Items from a figure collection:
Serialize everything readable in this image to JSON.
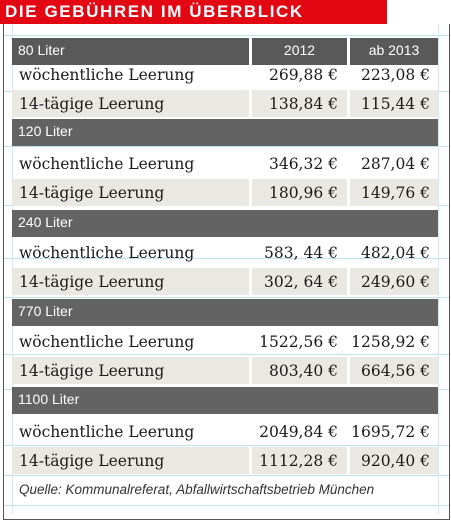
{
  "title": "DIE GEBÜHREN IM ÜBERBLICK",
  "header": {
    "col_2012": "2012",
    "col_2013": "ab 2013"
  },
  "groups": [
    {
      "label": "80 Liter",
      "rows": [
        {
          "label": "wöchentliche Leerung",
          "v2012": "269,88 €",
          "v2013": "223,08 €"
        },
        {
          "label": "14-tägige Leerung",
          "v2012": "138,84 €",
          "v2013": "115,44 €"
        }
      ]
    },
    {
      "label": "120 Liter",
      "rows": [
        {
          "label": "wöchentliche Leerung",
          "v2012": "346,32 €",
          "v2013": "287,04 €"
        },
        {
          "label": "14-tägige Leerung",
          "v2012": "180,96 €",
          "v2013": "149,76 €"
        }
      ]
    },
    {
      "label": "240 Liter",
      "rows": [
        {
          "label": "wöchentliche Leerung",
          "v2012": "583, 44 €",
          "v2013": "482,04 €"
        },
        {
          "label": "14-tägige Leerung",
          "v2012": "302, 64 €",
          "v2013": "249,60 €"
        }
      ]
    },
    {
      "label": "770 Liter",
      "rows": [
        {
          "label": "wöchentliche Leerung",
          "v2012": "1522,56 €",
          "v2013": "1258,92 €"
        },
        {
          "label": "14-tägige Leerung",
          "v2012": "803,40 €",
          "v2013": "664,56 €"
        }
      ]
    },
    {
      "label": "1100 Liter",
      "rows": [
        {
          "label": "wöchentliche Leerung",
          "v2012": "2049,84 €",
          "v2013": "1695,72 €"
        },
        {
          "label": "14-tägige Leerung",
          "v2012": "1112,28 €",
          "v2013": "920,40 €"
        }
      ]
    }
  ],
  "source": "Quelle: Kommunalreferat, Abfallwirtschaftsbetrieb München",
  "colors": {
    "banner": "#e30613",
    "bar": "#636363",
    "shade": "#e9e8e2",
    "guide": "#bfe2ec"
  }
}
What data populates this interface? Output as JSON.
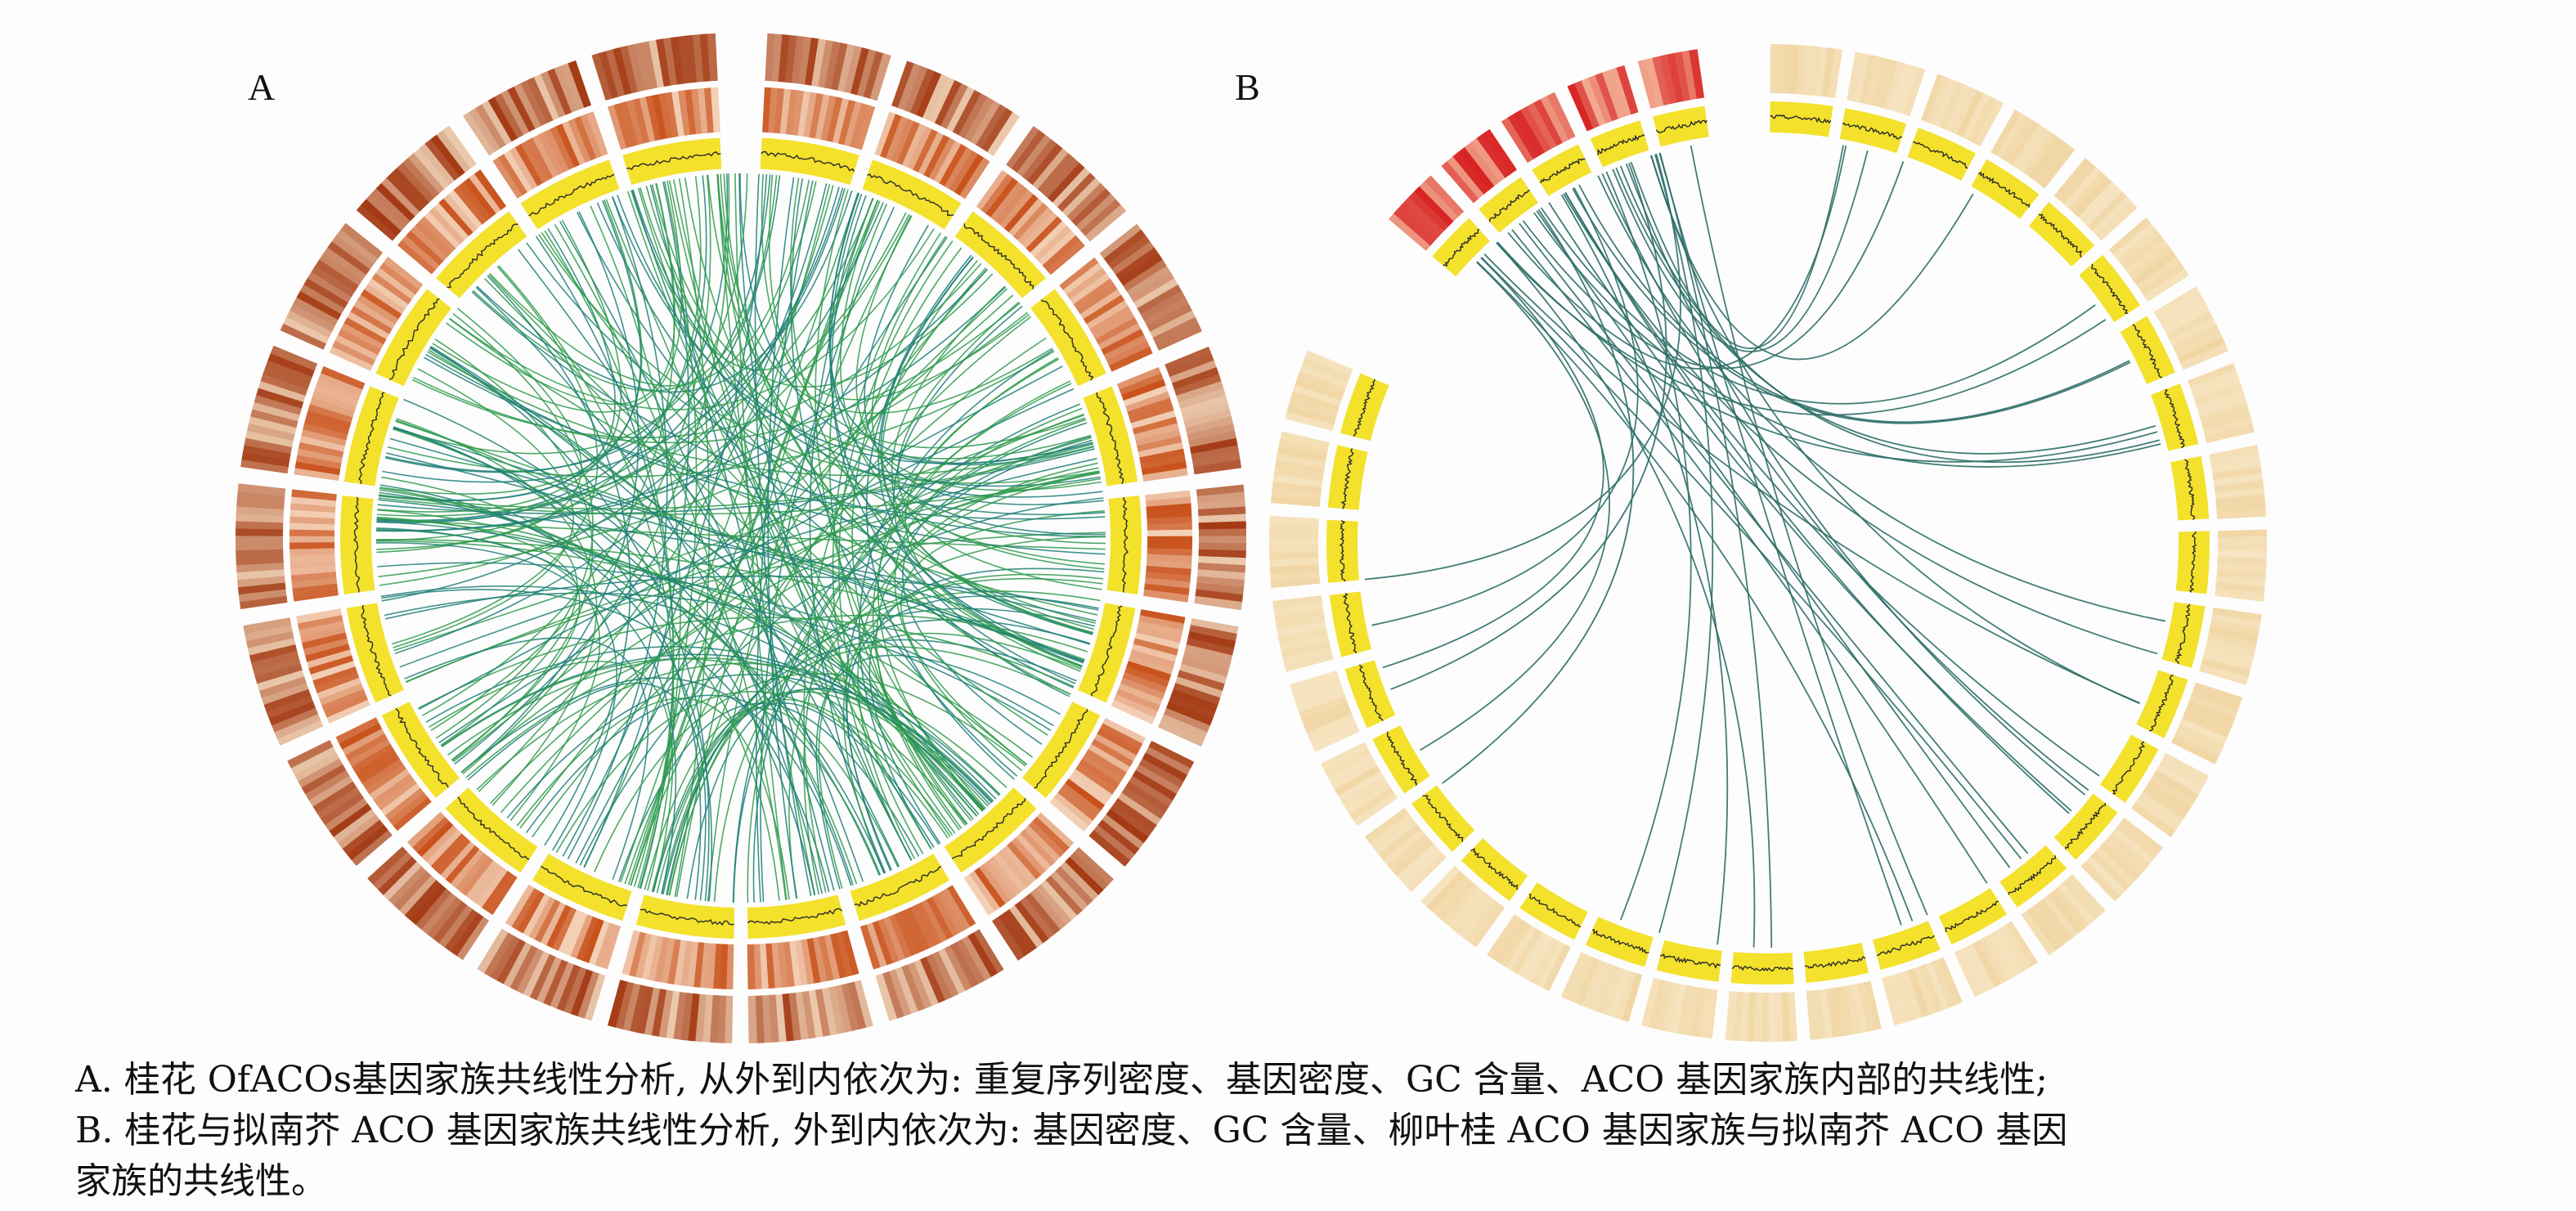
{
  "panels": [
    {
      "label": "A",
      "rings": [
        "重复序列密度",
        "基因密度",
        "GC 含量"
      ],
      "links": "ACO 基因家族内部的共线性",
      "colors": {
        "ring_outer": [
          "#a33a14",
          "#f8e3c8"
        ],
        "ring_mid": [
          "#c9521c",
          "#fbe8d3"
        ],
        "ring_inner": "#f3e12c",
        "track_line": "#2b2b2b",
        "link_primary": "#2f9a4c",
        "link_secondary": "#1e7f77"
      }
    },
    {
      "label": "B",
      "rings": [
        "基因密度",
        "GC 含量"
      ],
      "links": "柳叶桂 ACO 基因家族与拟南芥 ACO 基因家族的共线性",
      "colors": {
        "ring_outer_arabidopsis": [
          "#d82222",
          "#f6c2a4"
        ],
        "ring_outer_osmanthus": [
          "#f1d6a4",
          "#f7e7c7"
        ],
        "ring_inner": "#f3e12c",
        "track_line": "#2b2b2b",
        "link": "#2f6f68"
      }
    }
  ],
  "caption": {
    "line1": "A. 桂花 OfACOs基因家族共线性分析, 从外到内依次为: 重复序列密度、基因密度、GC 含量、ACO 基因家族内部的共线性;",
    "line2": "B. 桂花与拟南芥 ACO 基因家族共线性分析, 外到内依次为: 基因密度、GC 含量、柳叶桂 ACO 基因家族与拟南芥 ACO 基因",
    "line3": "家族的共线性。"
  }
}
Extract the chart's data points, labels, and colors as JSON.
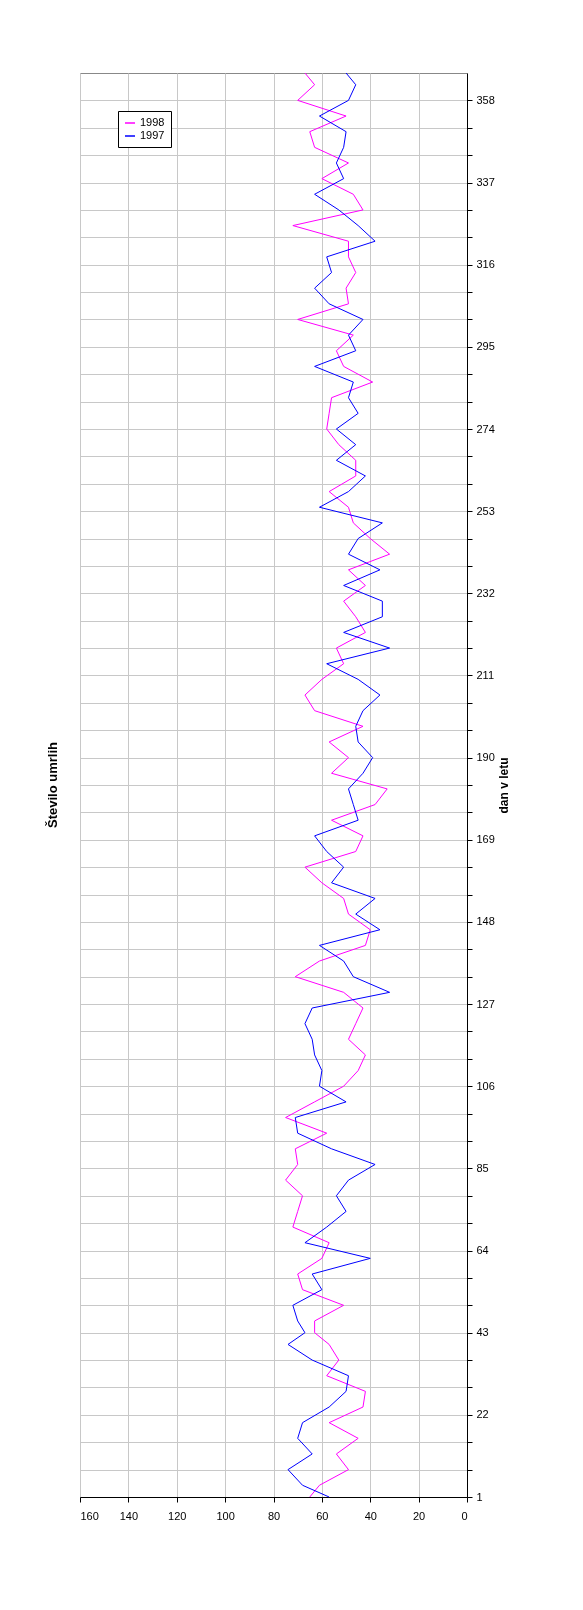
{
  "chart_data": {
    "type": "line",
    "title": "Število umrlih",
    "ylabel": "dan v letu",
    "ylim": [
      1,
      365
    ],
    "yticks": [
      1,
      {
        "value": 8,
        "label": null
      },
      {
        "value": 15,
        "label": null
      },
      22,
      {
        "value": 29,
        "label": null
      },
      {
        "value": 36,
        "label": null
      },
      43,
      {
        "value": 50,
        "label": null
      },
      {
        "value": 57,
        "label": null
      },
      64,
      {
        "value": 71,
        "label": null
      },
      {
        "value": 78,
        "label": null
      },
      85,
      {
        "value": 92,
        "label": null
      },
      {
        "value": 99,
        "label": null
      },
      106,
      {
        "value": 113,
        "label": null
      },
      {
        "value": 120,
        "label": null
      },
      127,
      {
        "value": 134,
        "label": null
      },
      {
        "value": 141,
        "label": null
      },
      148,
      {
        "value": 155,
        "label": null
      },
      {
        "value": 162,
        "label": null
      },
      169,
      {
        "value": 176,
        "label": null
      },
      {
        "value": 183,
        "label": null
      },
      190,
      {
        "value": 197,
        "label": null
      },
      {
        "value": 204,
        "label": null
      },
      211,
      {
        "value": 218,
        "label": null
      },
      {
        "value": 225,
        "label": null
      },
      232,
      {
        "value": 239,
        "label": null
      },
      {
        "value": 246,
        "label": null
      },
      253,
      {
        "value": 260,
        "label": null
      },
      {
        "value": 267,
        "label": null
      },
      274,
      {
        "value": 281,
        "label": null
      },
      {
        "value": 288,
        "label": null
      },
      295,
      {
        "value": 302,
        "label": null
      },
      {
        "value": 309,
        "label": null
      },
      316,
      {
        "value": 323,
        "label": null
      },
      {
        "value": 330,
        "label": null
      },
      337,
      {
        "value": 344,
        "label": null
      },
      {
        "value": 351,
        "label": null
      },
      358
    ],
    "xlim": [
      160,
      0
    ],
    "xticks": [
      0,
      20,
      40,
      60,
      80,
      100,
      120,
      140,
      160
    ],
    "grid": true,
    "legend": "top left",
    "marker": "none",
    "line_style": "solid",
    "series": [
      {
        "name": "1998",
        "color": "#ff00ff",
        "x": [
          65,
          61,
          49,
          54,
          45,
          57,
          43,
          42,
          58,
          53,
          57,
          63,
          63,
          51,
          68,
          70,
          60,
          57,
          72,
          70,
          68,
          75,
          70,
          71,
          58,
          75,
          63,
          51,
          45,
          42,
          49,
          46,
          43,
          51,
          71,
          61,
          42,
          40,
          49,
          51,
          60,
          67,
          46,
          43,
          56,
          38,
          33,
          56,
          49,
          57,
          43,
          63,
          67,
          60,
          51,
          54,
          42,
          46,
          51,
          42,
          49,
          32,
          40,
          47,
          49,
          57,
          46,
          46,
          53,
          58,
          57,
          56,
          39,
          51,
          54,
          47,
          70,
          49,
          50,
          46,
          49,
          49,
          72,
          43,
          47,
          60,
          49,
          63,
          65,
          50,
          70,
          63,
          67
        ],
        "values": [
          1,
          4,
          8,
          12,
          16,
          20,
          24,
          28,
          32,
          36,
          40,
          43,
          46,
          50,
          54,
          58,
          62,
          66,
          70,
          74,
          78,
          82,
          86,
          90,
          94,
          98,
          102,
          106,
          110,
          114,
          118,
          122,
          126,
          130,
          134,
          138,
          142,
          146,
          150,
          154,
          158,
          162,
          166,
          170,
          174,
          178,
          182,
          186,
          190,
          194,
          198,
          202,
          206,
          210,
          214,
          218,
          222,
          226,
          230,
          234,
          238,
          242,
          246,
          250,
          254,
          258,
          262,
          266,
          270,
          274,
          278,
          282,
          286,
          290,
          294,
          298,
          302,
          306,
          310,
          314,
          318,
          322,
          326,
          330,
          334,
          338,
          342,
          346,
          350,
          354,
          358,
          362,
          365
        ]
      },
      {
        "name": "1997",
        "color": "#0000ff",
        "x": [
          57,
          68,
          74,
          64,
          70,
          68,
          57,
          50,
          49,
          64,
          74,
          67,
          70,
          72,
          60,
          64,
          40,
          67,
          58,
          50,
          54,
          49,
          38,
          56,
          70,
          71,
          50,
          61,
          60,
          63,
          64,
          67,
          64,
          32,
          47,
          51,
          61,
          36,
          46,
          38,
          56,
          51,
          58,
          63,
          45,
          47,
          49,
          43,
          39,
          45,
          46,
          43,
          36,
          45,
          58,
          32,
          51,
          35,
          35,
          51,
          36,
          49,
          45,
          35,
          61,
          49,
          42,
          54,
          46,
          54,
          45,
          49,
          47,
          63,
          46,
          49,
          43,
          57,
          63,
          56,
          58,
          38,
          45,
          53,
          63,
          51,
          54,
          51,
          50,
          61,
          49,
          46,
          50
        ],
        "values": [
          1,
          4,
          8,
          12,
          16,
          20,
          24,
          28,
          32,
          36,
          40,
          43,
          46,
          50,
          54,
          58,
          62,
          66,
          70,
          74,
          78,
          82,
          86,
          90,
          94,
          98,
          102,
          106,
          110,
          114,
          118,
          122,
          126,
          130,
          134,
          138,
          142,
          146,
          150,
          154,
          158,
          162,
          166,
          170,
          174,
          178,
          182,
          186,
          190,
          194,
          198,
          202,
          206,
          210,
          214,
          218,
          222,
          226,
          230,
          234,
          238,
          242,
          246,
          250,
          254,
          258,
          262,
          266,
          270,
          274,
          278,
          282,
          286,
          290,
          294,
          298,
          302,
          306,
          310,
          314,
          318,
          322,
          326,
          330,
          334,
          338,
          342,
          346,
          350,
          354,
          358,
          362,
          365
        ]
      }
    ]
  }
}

> [Goal of the exercise] Filter lines by "Liter" and return each hit.

> [Response to this task]
      "label": "80 Liter",
      "label": "120 Liter",
      "label": "240 Liter",
      "label": "770 Liter",
      "label": "1100 Liter",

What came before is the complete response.